*SUPPLIED MATERIAL*
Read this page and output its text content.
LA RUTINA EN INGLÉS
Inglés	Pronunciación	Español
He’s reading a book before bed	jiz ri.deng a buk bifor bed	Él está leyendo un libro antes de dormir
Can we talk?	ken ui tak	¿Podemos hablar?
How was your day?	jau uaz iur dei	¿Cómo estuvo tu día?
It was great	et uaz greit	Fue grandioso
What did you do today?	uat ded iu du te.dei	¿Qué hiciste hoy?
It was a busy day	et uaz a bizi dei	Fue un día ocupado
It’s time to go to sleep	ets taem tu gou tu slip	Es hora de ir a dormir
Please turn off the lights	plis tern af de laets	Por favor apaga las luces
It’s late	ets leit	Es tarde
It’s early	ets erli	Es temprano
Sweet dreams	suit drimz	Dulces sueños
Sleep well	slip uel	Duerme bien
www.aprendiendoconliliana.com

*GOAL*
From the first line to the last, please quote the material above exactly.

*RESPONSE TO THE TASK*
Read this page and output its text content.
LA RUTINA EN INGLÉS
Inglés	Pronunciación	Español
He’s reading a book before bed	jiz ri.deng a buk bifor bed	Él está leyendo un libro antes de dormir
Can we talk?	ken ui tak	¿Podemos hablar?
How was your day?	jau uaz iur dei	¿Cómo estuvo tu día?
It was great	et uaz greit	Fue grandioso
What did you do today?	uat ded iu du te.dei	¿Qué hiciste hoy?
It was a busy day	et uaz a bizi dei	Fue un día ocupado
It’s time to go to sleep	ets taem tu gou tu slip	Es hora de ir a dormir
Please turn off the lights	plis tern af de laets	Por favor apaga las luces
It’s late	ets leit	Es tarde
It’s early	ets erli	Es temprano
Sweet dreams	suit drimz	Dulces sueños
Sleep well	slip uel	Duerme bien
www.aprendiendoconliliana.com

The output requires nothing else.